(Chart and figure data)
----

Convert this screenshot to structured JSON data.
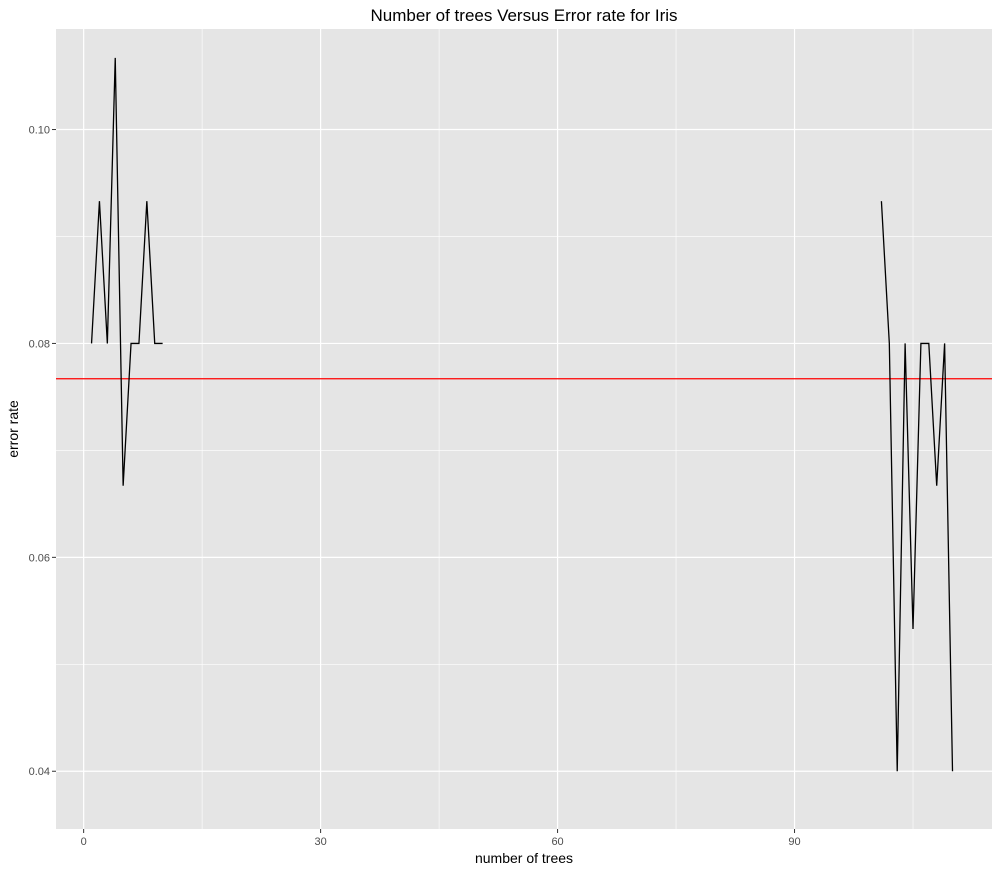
{
  "chart_data": {
    "type": "line",
    "title": "Number of trees Versus Error rate for Iris",
    "xlabel": "number of trees",
    "ylabel": "error rate",
    "xlim": [
      -3.5,
      115
    ],
    "ylim": [
      0.0346,
      0.1094
    ],
    "x_ticks": [
      0,
      30,
      60,
      90
    ],
    "x_minor_ticks": [
      15,
      45,
      75,
      105
    ],
    "y_ticks": [
      0.04,
      0.06,
      0.08,
      0.1
    ],
    "y_minor_ticks": [
      0.05,
      0.07,
      0.09
    ],
    "y_tick_labels": [
      "0.04",
      "0.06",
      "0.08",
      "0.10"
    ],
    "series": [
      {
        "color": "#000000",
        "segments": [
          {
            "x": [
              1,
              2,
              3,
              4,
              5,
              6,
              7,
              8,
              9,
              10
            ],
            "y": [
              0.08,
              0.0933,
              0.08,
              0.1067,
              0.0667,
              0.08,
              0.08,
              0.0933,
              0.08,
              0.08
            ]
          },
          {
            "x": [
              101,
              102,
              103,
              104,
              105,
              106,
              107,
              108,
              109,
              110
            ],
            "y": [
              0.0933,
              0.08,
              0.04,
              0.08,
              0.0533,
              0.08,
              0.08,
              0.0667,
              0.08,
              0.04
            ]
          }
        ]
      }
    ],
    "hline": {
      "y": 0.0767,
      "color": "#ff0000"
    },
    "grid": true,
    "panel_background": "#e5e5e5",
    "grid_color": "#ffffff"
  }
}
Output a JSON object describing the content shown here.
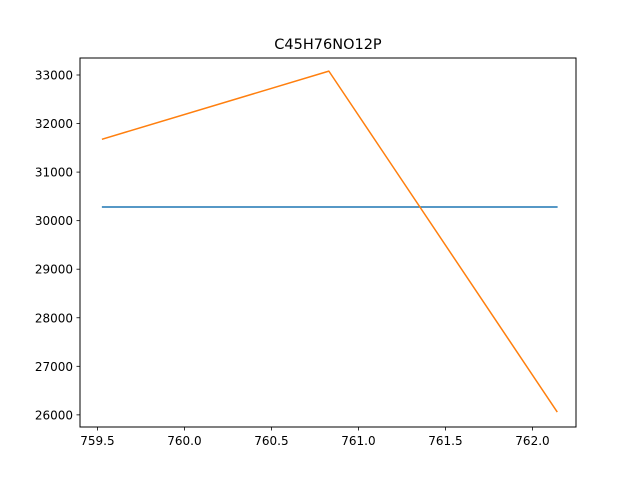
{
  "chart_data": {
    "type": "line",
    "title": "C45H76NO12P",
    "xlabel": "",
    "ylabel": "",
    "xlim": [
      759.4,
      762.25
    ],
    "ylim": [
      25750,
      33350
    ],
    "x_ticks": [
      759.5,
      760.0,
      760.5,
      761.0,
      761.5,
      762.0
    ],
    "x_tick_labels": [
      "759.5",
      "760.0",
      "760.5",
      "761.0",
      "761.5",
      "762.0"
    ],
    "y_ticks": [
      26000,
      27000,
      28000,
      29000,
      30000,
      31000,
      32000,
      33000
    ],
    "y_tick_labels": [
      "26000",
      "27000",
      "28000",
      "29000",
      "30000",
      "31000",
      "32000",
      "33000"
    ],
    "grid": false,
    "legend": "none",
    "series": [
      {
        "color": "#1f77b4",
        "x": [
          759.53,
          762.14
        ],
        "y": [
          30280,
          30280
        ]
      },
      {
        "color": "#ff7f0e",
        "x": [
          759.53,
          760.83,
          762.14
        ],
        "y": [
          31680,
          33080,
          26070
        ]
      }
    ]
  }
}
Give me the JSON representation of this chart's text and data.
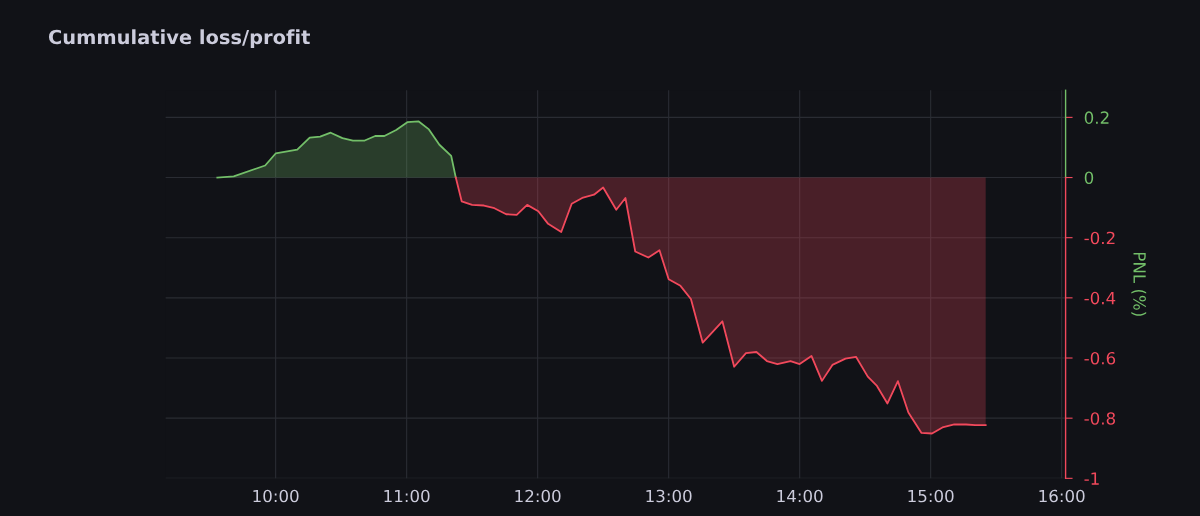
{
  "chart_data": {
    "type": "area",
    "title": "Cummulative loss/profit",
    "y2label": "PNL (%)",
    "xlim": [
      9.16,
      16.03
    ],
    "y2lim": [
      -1,
      0.29
    ],
    "legend": false,
    "xticks": [
      {
        "value": 10,
        "label": "10:00"
      },
      {
        "value": 11,
        "label": "11:00"
      },
      {
        "value": 12,
        "label": "12:00"
      },
      {
        "value": 13,
        "label": "13:00"
      },
      {
        "value": 14,
        "label": "14:00"
      },
      {
        "value": 15,
        "label": "15:00"
      },
      {
        "value": 16,
        "label": "16:00"
      }
    ],
    "y2ticks": [
      0.2,
      0,
      -0.2,
      -0.4,
      -0.6,
      -0.8,
      -1
    ],
    "grid": true,
    "series": [
      {
        "color": "#73bf69",
        "axis": "y2",
        "x": [
          9.555,
          9.68,
          9.92,
          10.0,
          10.165,
          10.26,
          10.34,
          10.42,
          10.51,
          10.59,
          10.68,
          10.76,
          10.83,
          10.92,
          11.005,
          11.09,
          11.17,
          11.25,
          11.34,
          11.375
        ],
        "values": [
          0.0,
          0.004,
          0.04,
          0.08,
          0.093,
          0.133,
          0.136,
          0.149,
          0.131,
          0.123,
          0.123,
          0.138,
          0.138,
          0.158,
          0.184,
          0.187,
          0.16,
          0.109,
          0.072,
          0
        ]
      },
      {
        "color": "#f2495c",
        "axis": "y2",
        "x": [
          11.375,
          11.42,
          11.5,
          11.59,
          11.67,
          11.76,
          11.84,
          11.92,
          12.005,
          12.08,
          12.18,
          12.26,
          12.34,
          12.43,
          12.5,
          12.6,
          12.67,
          12.745,
          12.845,
          12.93,
          13.0,
          13.09,
          13.17,
          13.26,
          13.41,
          13.5,
          13.59,
          13.67,
          13.75,
          13.83,
          13.93,
          14.0,
          14.09,
          14.17,
          14.25,
          14.35,
          14.43,
          14.52,
          14.59,
          14.67,
          14.75,
          14.83,
          14.93,
          15.01,
          15.09,
          15.18,
          15.27,
          15.34,
          15.42
        ],
        "values": [
          0,
          -0.079,
          -0.091,
          -0.093,
          -0.102,
          -0.122,
          -0.124,
          -0.091,
          -0.112,
          -0.154,
          -0.181,
          -0.087,
          -0.068,
          -0.057,
          -0.033,
          -0.107,
          -0.068,
          -0.246,
          -0.266,
          -0.242,
          -0.338,
          -0.36,
          -0.404,
          -0.549,
          -0.478,
          -0.629,
          -0.584,
          -0.58,
          -0.61,
          -0.62,
          -0.61,
          -0.62,
          -0.593,
          -0.676,
          -0.623,
          -0.602,
          -0.596,
          -0.662,
          -0.693,
          -0.751,
          -0.677,
          -0.781,
          -0.849,
          -0.851,
          -0.831,
          -0.821,
          -0.821,
          -0.823,
          -0.823
        ]
      }
    ]
  }
}
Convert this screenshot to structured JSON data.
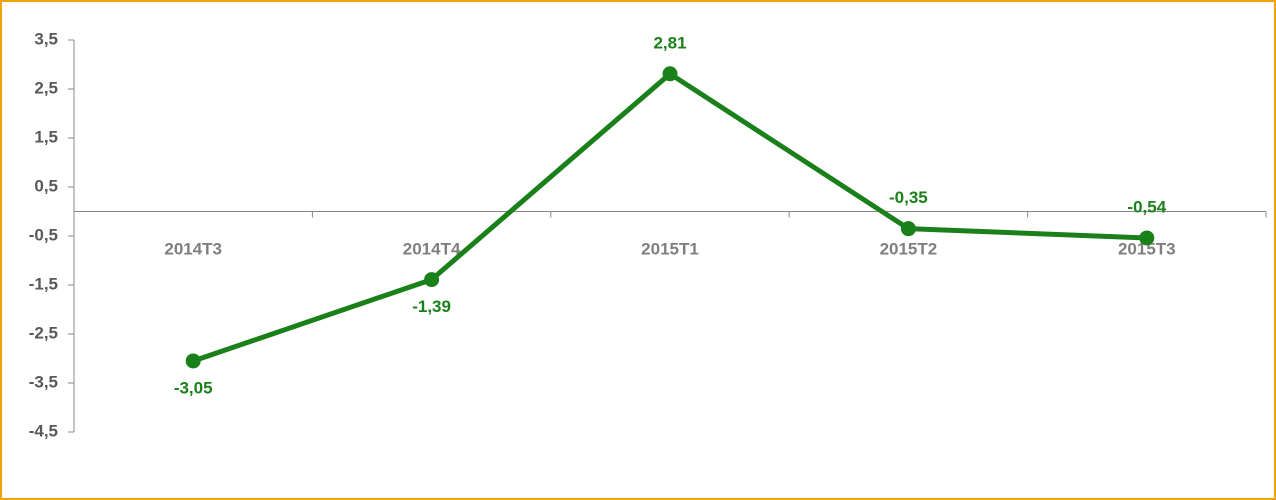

----

WHAT THE TASK ASKS: Transcribe the preceding listing in its entirety and with exact wording, leaving out pictures.

CORRECT RESPONSE:
Convert this screenshot to structured JSON data.
{
  "chart_data": {
    "type": "line",
    "title": "Number of trees Versus Error rate for Iris",
    "xlabel": "number of trees",
    "ylabel": "error rate",
    "xlim": [
      -3.5,
      115
    ],
    "ylim": [
      0.0346,
      0.1094
    ],
    "x_ticks": [
      0,
      30,
      60,
      90
    ],
    "x_minor_ticks": [
      15,
      45,
      75,
      105
    ],
    "y_ticks": [
      0.04,
      0.06,
      0.08,
      0.1
    ],
    "y_minor_ticks": [
      0.05,
      0.07,
      0.09
    ],
    "y_tick_labels": [
      "0.04",
      "0.06",
      "0.08",
      "0.10"
    ],
    "series": [
      {
        "color": "#000000",
        "segments": [
          {
            "x": [
              1,
              2,
              3,
              4,
              5,
              6,
              7,
              8,
              9,
              10
            ],
            "y": [
              0.08,
              0.0933,
              0.08,
              0.1067,
              0.0667,
              0.08,
              0.08,
              0.0933,
              0.08,
              0.08
            ]
          },
          {
            "x": [
              101,
              102,
              103,
              104,
              105,
              106,
              107,
              108,
              109,
              110
            ],
            "y": [
              0.0933,
              0.08,
              0.04,
              0.08,
              0.0533,
              0.08,
              0.08,
              0.0667,
              0.08,
              0.04
            ]
          }
        ]
      }
    ],
    "hline": {
      "y": 0.0767,
      "color": "#ff0000"
    },
    "grid": true,
    "panel_background": "#e5e5e5",
    "grid_color": "#ffffff"
  }
}
Output a JSON object describing the content shown here.
{
  "chart_data": {
    "type": "line",
    "title": "C45H76NO12P",
    "xlabel": "",
    "ylabel": "",
    "xlim": [
      759.4,
      762.25
    ],
    "ylim": [
      25750,
      33350
    ],
    "x_ticks": [
      759.5,
      760.0,
      760.5,
      761.0,
      761.5,
      762.0
    ],
    "x_tick_labels": [
      "759.5",
      "760.0",
      "760.5",
      "761.0",
      "761.5",
      "762.0"
    ],
    "y_ticks": [
      26000,
      27000,
      28000,
      29000,
      30000,
      31000,
      32000,
      33000
    ],
    "y_tick_labels": [
      "26000",
      "27000",
      "28000",
      "29000",
      "30000",
      "31000",
      "32000",
      "33000"
    ],
    "grid": false,
    "legend": "none",
    "series": [
      {
        "color": "#1f77b4",
        "x": [
          759.53,
          762.14
        ],
        "y": [
          30280,
          30280
        ]
      },
      {
        "color": "#ff7f0e",
        "x": [
          759.53,
          760.83,
          762.14
        ],
        "y": [
          31680,
          33080,
          26070
        ]
      }
    ]
  }
}
Give me the JSON representation of this chart's text and data.
{
  "chart_data": {
    "type": "area",
    "title": "Cummulative loss/profit",
    "y2label": "PNL (%)",
    "xlim": [
      9.16,
      16.03
    ],
    "y2lim": [
      -1,
      0.29
    ],
    "legend": false,
    "xticks": [
      {
        "value": 10,
        "label": "10:00"
      },
      {
        "value": 11,
        "label": "11:00"
      },
      {
        "value": 12,
        "label": "12:00"
      },
      {
        "value": 13,
        "label": "13:00"
      },
      {
        "value": 14,
        "label": "14:00"
      },
      {
        "value": 15,
        "label": "15:00"
      },
      {
        "value": 16,
        "label": "16:00"
      }
    ],
    "y2ticks": [
      0.2,
      0,
      -0.2,
      -0.4,
      -0.6,
      -0.8,
      -1
    ],
    "grid": true,
    "series": [
      {
        "color": "#73bf69",
        "axis": "y2",
        "x": [
          9.555,
          9.68,
          9.92,
          10.0,
          10.165,
          10.26,
          10.34,
          10.42,
          10.51,
          10.59,
          10.68,
          10.76,
          10.83,
          10.92,
          11.005,
          11.09,
          11.17,
          11.25,
          11.34,
          11.375
        ],
        "values": [
          0.0,
          0.004,
          0.04,
          0.08,
          0.093,
          0.133,
          0.136,
          0.149,
          0.131,
          0.123,
          0.123,
          0.138,
          0.138,
          0.158,
          0.184,
          0.187,
          0.16,
          0.109,
          0.072,
          0
        ]
      },
      {
        "color": "#f2495c",
        "axis": "y2",
        "x": [
          11.375,
          11.42,
          11.5,
          11.59,
          11.67,
          11.76,
          11.84,
          11.92,
          12.005,
          12.08,
          12.18,
          12.26,
          12.34,
          12.43,
          12.5,
          12.6,
          12.67,
          12.745,
          12.845,
          12.93,
          13.0,
          13.09,
          13.17,
          13.26,
          13.41,
          13.5,
          13.59,
          13.67,
          13.75,
          13.83,
          13.93,
          14.0,
          14.09,
          14.17,
          14.25,
          14.35,
          14.43,
          14.52,
          14.59,
          14.67,
          14.75,
          14.83,
          14.93,
          15.01,
          15.09,
          15.18,
          15.27,
          15.34,
          15.42
        ],
        "values": [
          0,
          -0.079,
          -0.091,
          -0.093,
          -0.102,
          -0.122,
          -0.124,
          -0.091,
          -0.112,
          -0.154,
          -0.181,
          -0.087,
          -0.068,
          -0.057,
          -0.033,
          -0.107,
          -0.068,
          -0.246,
          -0.266,
          -0.242,
          -0.338,
          -0.36,
          -0.404,
          -0.549,
          -0.478,
          -0.629,
          -0.584,
          -0.58,
          -0.61,
          -0.62,
          -0.61,
          -0.62,
          -0.593,
          -0.676,
          -0.623,
          -0.602,
          -0.596,
          -0.662,
          -0.693,
          -0.751,
          -0.677,
          -0.781,
          -0.849,
          -0.851,
          -0.831,
          -0.821,
          -0.821,
          -0.823,
          -0.823
        ]
      }
    ]
  }
}
Convert this screenshot to structured JSON data.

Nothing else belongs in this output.